- **INFORMATION SHOWN**
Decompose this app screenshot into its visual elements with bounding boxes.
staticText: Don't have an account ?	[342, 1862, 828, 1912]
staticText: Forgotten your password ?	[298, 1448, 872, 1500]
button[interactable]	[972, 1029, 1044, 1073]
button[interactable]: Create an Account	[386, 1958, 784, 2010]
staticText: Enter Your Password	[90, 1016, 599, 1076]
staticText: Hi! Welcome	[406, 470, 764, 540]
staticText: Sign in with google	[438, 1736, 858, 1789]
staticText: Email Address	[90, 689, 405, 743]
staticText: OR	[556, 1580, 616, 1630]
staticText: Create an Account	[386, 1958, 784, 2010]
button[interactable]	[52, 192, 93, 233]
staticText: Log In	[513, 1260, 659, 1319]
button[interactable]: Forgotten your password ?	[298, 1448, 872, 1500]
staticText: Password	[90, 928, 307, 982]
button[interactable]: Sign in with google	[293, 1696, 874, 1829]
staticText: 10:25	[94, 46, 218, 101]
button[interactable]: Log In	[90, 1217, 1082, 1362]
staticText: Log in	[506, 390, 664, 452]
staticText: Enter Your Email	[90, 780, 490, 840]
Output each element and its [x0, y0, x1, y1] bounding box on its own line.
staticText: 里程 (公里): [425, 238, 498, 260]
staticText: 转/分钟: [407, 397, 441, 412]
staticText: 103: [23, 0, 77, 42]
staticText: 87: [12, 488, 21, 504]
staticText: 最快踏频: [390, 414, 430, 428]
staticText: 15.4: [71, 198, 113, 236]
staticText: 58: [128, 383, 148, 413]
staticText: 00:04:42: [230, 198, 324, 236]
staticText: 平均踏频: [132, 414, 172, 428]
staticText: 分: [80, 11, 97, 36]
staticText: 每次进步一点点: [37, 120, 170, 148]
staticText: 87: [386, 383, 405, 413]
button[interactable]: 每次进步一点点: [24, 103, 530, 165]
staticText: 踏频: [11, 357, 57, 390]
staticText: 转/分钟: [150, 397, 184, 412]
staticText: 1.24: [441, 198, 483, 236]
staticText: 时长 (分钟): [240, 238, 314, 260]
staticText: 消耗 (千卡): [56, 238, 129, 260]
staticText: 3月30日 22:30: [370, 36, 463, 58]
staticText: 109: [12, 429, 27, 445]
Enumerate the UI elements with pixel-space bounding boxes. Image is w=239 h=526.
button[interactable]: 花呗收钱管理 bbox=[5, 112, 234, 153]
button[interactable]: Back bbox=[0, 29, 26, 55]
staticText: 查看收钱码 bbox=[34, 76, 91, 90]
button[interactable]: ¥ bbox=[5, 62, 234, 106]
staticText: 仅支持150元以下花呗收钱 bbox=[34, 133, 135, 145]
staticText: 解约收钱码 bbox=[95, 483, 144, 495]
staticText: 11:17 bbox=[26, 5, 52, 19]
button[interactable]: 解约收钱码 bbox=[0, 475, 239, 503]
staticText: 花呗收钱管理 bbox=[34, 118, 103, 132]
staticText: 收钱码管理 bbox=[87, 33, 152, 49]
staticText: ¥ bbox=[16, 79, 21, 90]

- **WHAT YOU SHOULD DO**
Gather every line of the entries above that contains the string "elements", matching case exactly, and copy each line in full.

- **ANSWER TO THIS TASK**
Decompose this app screenshot into its visual elements with bounding boxes.
Enumerate the UI elements with pixel-space bounding boxes. Image is w=239 h=526.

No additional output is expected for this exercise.